* **Aim**: Pick out and copy every line below that has the word "ylabel".

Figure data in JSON
--- begin ---

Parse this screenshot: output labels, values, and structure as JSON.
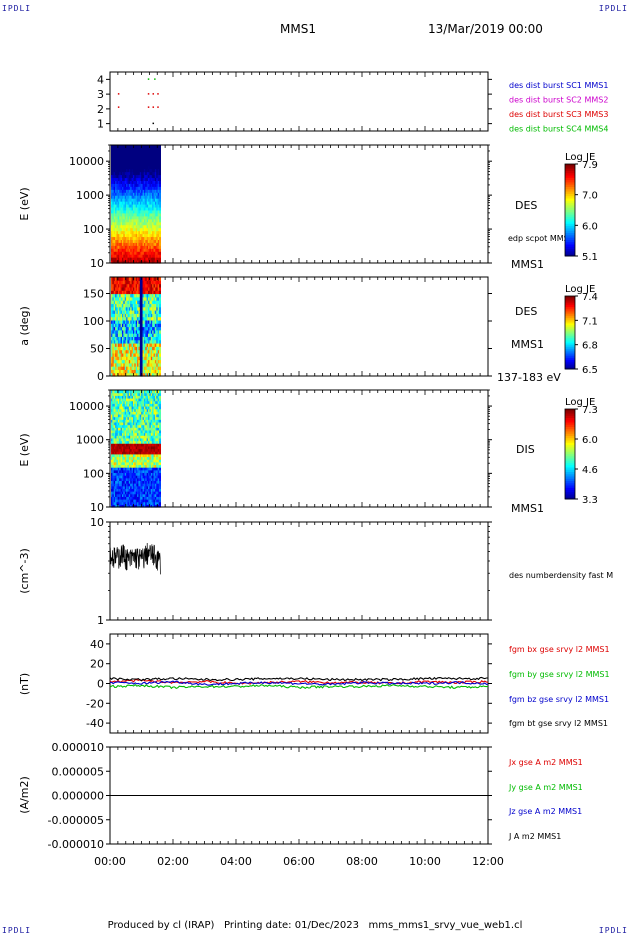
{
  "header": {
    "corner_label": "IPDLI",
    "title": "MMS1",
    "date": "13/Mar/2019 00:00"
  },
  "footer": {
    "produced": "Produced by cl (IRAP)",
    "printing": "Printing date: 01/Dec/2023",
    "file": "mms_mms1_srvy_vue_web1.cl"
  },
  "time_axis": {
    "range_hours": [
      0,
      12
    ],
    "tick_labels": [
      "00:00",
      "02:00",
      "04:00",
      "06:00",
      "08:00",
      "10:00",
      "12:00"
    ]
  },
  "colors": {
    "mms1": "#0000cc",
    "mms2": "#cc00cc",
    "mms3": "#dd0000",
    "mms4": "#00bb00",
    "bx": "#dd0000",
    "by": "#00bb00",
    "bz": "#0000cc",
    "bt": "#000000"
  },
  "chart_data": [
    {
      "type": "scatter",
      "panel": "availability",
      "yticks": [
        "4",
        "3",
        "2",
        "1"
      ],
      "ylim": [
        0.5,
        4.5
      ],
      "legend": [
        {
          "name": "des dist burst SC1 MMS1",
          "color": "#0000cc"
        },
        {
          "name": "des dist burst SC2 MMS2",
          "color": "#cc00cc"
        },
        {
          "name": "des dist burst SC3 MMS3",
          "color": "#dd0000"
        },
        {
          "name": "des dist burst SC4 MMS4",
          "color": "#00bb00"
        }
      ],
      "points": [
        {
          "t": 0.25,
          "y": 3.0,
          "color": "#dd0000"
        },
        {
          "t": 0.25,
          "y": 2.1,
          "color": "#dd0000"
        },
        {
          "t": 1.2,
          "y": 4.0,
          "color": "#00bb00"
        },
        {
          "t": 1.4,
          "y": 4.0,
          "color": "#00bb00"
        },
        {
          "t": 1.2,
          "y": 3.0,
          "color": "#dd0000"
        },
        {
          "t": 1.35,
          "y": 3.0,
          "color": "#dd0000"
        },
        {
          "t": 1.5,
          "y": 3.0,
          "color": "#dd0000"
        },
        {
          "t": 1.2,
          "y": 2.1,
          "color": "#dd0000"
        },
        {
          "t": 1.35,
          "y": 2.1,
          "color": "#dd0000"
        },
        {
          "t": 1.5,
          "y": 2.1,
          "color": "#dd0000"
        },
        {
          "t": 1.35,
          "y": 1.0,
          "color": "#000000"
        }
      ]
    },
    {
      "type": "heatmap",
      "panel": "des-energy",
      "ylabel": "E (eV)",
      "yscale": "log",
      "ylim": [
        10,
        30000
      ],
      "yticks": [
        "10000",
        "1000",
        "100",
        "10"
      ],
      "xrange_hours": [
        0.0,
        1.6
      ],
      "right_labels": [
        "DES",
        "edp scpot MMS1",
        "MMS1"
      ],
      "colorbar": {
        "label": "Log JE",
        "ticks": [
          "7.9",
          "7.0",
          "6.0",
          "5.1"
        ]
      }
    },
    {
      "type": "heatmap",
      "panel": "des-pitch",
      "ylabel": "a (deg)",
      "ylim": [
        0,
        180
      ],
      "yticks": [
        "150",
        "100",
        "50",
        "0"
      ],
      "xrange_hours": [
        0.0,
        1.6
      ],
      "right_labels": [
        "DES",
        "MMS1",
        "137-183 eV"
      ],
      "colorbar": {
        "label": "Log JE",
        "ticks": [
          "7.4",
          "7.1",
          "6.8",
          "6.5"
        ]
      }
    },
    {
      "type": "heatmap",
      "panel": "dis-energy",
      "ylabel": "E (eV)",
      "yscale": "log",
      "ylim": [
        10,
        30000
      ],
      "yticks": [
        "10000",
        "1000",
        "100",
        "10"
      ],
      "xrange_hours": [
        0.0,
        1.6
      ],
      "right_labels": [
        "DIS",
        "MMS1"
      ],
      "colorbar": {
        "label": "Log JE",
        "ticks": [
          "7.3",
          "6.0",
          "4.6",
          "3.3"
        ]
      }
    },
    {
      "type": "line",
      "panel": "density",
      "ylabel": "(cm^-3)",
      "yscale": "log",
      "ylim": [
        1,
        10
      ],
      "yticks": [
        "10",
        "1"
      ],
      "series": [
        {
          "name": "des numberdensity fast M",
          "color": "#000000",
          "t": [
            0.0,
            0.2,
            0.4,
            0.6,
            0.8,
            1.0,
            1.2,
            1.4,
            1.6
          ],
          "values": [
            4.6,
            4.3,
            4.8,
            4.1,
            4.5,
            4.2,
            4.9,
            4.6,
            4.0
          ]
        }
      ]
    },
    {
      "type": "line",
      "panel": "magnetic-field",
      "ylabel": "(nT)",
      "ylim": [
        -50,
        50
      ],
      "yticks": [
        "40",
        "20",
        "0",
        "-20",
        "-40"
      ],
      "series": [
        {
          "name": "fgm bx gse srvy l2 MMS1",
          "color": "#dd0000",
          "t": [
            0,
            1,
            2,
            3,
            4,
            5,
            6,
            7,
            8,
            9,
            10,
            11,
            12
          ],
          "values": [
            2,
            3,
            1,
            2,
            0,
            1,
            2,
            1,
            1,
            0,
            2,
            1,
            2
          ]
        },
        {
          "name": "fgm by gse srvy l2 MMS1",
          "color": "#00bb00",
          "t": [
            0,
            1,
            2,
            3,
            4,
            5,
            6,
            7,
            8,
            9,
            10,
            11,
            12
          ],
          "values": [
            -3,
            -2,
            -4,
            -3,
            -3,
            -2,
            -4,
            -3,
            -3,
            -2,
            -3,
            -4,
            -3
          ]
        },
        {
          "name": "fgm bz gse srvy l2 MMS1",
          "color": "#0000cc",
          "t": [
            0,
            1,
            2,
            3,
            4,
            5,
            6,
            7,
            8,
            9,
            10,
            11,
            12
          ],
          "values": [
            1,
            0,
            2,
            -1,
            0,
            1,
            0,
            -1,
            1,
            0,
            0,
            1,
            0
          ]
        },
        {
          "name": "fgm bt gse srvy l2 MMS1",
          "color": "#000000",
          "t": [
            0,
            1,
            2,
            3,
            4,
            5,
            6,
            7,
            8,
            9,
            10,
            11,
            12
          ],
          "values": [
            5,
            4,
            5,
            4,
            4,
            5,
            5,
            4,
            4,
            4,
            5,
            5,
            5
          ]
        }
      ]
    },
    {
      "type": "line",
      "panel": "current-density",
      "ylabel": "(A/m2)",
      "ylim": [
        -1e-05,
        1e-05
      ],
      "yticks": [
        "0.000010",
        "0.000005",
        "0.000000",
        "-0.000005",
        "-0.000010"
      ],
      "series": [
        {
          "name": "Jx gse A m2 MMS1",
          "color": "#dd0000",
          "t": [
            0,
            12
          ],
          "values": [
            0,
            0
          ]
        },
        {
          "name": "Jy gse A m2 MMS1",
          "color": "#00bb00",
          "t": [
            0,
            12
          ],
          "values": [
            0,
            0
          ]
        },
        {
          "name": "Jz gse A m2 MMS1",
          "color": "#0000cc",
          "t": [
            0,
            12
          ],
          "values": [
            0,
            0
          ]
        },
        {
          "name": "J A m2 MMS1",
          "color": "#000000",
          "t": [
            0,
            12
          ],
          "values": [
            0,
            0
          ]
        }
      ]
    }
  ]
}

--- end ---

* **Task result**:
      "ylabel": "E (eV)",
      "ylabel": "a (deg)",
      "ylabel": "E (eV)",
      "ylabel": "(cm^-3)",
      "ylabel": "(nT)",
      "ylabel": "(A/m2)",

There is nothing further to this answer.